━━ Supplied records

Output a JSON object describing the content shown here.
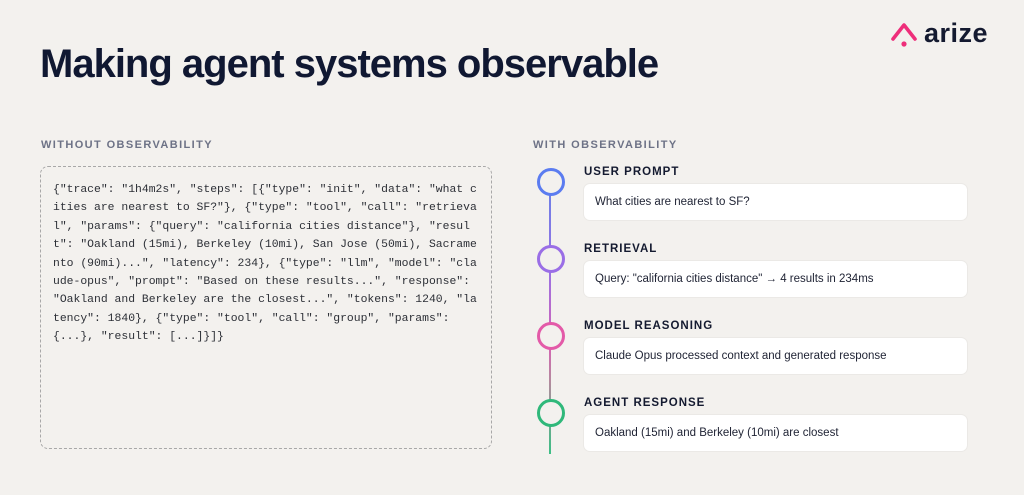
{
  "brand": {
    "name": "arize",
    "accent": "#ee2e7a"
  },
  "title": "Making agent systems observable",
  "left": {
    "label": "WITHOUT OBSERVABILITY",
    "raw_trace": "{\"trace\": \"1h4m2s\", \"steps\": [{\"type\": \"init\", \"data\": \"what cities are nearest to SF?\"}, {\"type\": \"tool\", \"call\": \"retrieval\", \"params\": {\"query\": \"california cities distance\"}, \"result\": \"Oakland (15mi), Berkeley (10mi), San Jose (50mi), Sacramento (90mi)...\", \"latency\": 234}, {\"type\": \"llm\", \"model\": \"claude-opus\", \"prompt\": \"Based on these results...\", \"response\": \"Oakland and Berkeley are the closest...\", \"tokens\": 1240, \"latency\": 1840}, {\"type\": \"tool\", \"call\": \"group\", \"params\": {...}, \"result\": [...]}]}"
  },
  "right": {
    "label": "WITH OBSERVABILITY",
    "steps": [
      {
        "label": "USER PROMPT",
        "text": "What cities are nearest to SF?",
        "color": "#5b7cf0"
      },
      {
        "label": "RETRIEVAL",
        "text": "Query: \"california cities distance\" → 4 results in 234ms",
        "color": "#9a6ee6"
      },
      {
        "label": "MODEL REASONING",
        "text": "Claude Opus processed context and generated response",
        "color": "#e35aa8"
      },
      {
        "label": "AGENT RESPONSE",
        "text": "Oakland (15mi) and Berkeley (10mi) are closest",
        "color": "#2fb87a"
      }
    ]
  }
}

━━━━

= Given instruction =
Copy out all of the data word for word. Do not carry over any picture.

= Task response =
Output a JSON object describing the content shown here.
{
  "brand": {
    "name": "arize",
    "accent": "#ee2e7a"
  },
  "title": "Making agent systems observable",
  "left": {
    "label": "WITHOUT OBSERVABILITY",
    "raw_trace": "{\"trace\": \"1h4m2s\", \"steps\": [{\"type\": \"init\", \"data\": \"what cities are nearest to SF?\"}, {\"type\": \"tool\", \"call\": \"retrieval\", \"params\": {\"query\": \"california cities distance\"}, \"result\": \"Oakland (15mi), Berkeley (10mi), San Jose (50mi), Sacramento (90mi)...\", \"latency\": 234}, {\"type\": \"llm\", \"model\": \"claude-opus\", \"prompt\": \"Based on these results...\", \"response\": \"Oakland and Berkeley are the closest...\", \"tokens\": 1240, \"latency\": 1840}, {\"type\": \"tool\", \"call\": \"group\", \"params\": {...}, \"result\": [...]}]}"
  },
  "right": {
    "label": "WITH OBSERVABILITY",
    "steps": [
      {
        "label": "USER PROMPT",
        "text": "What cities are nearest to SF?",
        "color": "#5b7cf0"
      },
      {
        "label": "RETRIEVAL",
        "text": "Query: \"california cities distance\" → 4 results in 234ms",
        "color": "#9a6ee6"
      },
      {
        "label": "MODEL REASONING",
        "text": "Claude Opus processed context and generated response",
        "color": "#e35aa8"
      },
      {
        "label": "AGENT RESPONSE",
        "text": "Oakland (15mi) and Berkeley (10mi) are closest",
        "color": "#2fb87a"
      }
    ]
  }
}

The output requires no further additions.